**Work to be completed**:
How many lines of these entries hold the string "использования"? Reply with the number alone.

**Extracted records**:
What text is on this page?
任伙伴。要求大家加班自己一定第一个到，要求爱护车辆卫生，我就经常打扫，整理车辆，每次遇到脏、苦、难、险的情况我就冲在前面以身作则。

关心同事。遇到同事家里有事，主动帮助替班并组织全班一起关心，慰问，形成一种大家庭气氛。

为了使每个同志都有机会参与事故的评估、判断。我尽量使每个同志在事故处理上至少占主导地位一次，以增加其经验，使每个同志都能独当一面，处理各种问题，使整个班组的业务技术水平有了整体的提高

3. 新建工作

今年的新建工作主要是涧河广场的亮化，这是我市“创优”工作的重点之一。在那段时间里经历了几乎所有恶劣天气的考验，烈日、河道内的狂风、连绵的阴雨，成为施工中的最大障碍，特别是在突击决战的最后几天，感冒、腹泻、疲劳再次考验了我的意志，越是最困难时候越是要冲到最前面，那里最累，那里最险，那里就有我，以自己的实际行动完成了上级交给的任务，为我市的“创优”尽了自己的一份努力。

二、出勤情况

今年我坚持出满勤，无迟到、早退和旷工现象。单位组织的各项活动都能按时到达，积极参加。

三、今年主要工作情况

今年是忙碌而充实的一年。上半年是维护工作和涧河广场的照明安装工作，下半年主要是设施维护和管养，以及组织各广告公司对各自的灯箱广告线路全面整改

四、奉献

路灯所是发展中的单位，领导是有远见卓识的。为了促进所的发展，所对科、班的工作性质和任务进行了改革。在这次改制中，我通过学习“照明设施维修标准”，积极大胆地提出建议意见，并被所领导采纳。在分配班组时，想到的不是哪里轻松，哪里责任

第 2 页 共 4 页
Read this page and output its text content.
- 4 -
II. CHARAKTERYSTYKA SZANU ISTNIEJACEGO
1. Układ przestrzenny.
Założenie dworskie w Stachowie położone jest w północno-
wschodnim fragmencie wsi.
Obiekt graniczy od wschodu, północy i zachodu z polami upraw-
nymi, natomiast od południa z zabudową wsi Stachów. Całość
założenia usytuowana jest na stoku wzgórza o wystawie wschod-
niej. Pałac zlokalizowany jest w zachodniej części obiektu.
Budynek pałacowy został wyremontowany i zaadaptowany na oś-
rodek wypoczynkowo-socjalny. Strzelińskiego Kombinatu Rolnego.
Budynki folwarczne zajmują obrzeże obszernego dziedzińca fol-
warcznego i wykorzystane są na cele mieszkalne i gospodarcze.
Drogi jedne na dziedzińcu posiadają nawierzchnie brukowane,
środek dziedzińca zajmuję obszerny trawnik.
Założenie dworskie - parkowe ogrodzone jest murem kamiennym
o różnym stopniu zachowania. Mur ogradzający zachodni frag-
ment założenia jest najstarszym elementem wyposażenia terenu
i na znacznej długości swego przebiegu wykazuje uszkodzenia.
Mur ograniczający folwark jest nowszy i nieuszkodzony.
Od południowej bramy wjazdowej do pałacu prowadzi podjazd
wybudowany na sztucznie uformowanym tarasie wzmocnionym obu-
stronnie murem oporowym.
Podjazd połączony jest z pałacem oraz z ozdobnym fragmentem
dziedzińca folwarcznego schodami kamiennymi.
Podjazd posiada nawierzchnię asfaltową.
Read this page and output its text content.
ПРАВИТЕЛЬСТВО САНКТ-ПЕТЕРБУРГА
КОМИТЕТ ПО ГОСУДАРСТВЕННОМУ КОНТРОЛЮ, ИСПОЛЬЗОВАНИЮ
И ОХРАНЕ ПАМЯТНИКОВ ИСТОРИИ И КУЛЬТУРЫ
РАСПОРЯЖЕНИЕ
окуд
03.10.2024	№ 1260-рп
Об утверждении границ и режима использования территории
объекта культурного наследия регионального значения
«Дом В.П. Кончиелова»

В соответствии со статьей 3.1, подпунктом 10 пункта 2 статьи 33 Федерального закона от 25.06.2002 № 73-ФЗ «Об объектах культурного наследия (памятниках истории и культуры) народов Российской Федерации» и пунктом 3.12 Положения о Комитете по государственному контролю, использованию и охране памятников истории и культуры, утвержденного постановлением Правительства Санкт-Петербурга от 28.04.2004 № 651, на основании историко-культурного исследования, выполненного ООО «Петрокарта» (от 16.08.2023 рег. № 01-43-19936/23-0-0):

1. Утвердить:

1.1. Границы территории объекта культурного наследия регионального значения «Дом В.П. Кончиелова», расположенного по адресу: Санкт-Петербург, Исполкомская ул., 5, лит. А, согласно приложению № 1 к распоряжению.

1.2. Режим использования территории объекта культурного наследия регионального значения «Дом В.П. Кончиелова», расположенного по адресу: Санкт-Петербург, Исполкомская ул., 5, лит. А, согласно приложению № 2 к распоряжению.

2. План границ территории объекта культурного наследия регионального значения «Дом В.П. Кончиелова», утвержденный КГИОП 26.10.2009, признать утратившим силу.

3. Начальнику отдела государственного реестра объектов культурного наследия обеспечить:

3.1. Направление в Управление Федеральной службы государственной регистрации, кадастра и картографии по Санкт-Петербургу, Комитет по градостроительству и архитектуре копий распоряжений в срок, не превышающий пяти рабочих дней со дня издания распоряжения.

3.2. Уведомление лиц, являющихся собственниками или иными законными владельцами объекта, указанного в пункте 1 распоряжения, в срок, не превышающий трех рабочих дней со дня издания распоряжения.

**Correct output**:
2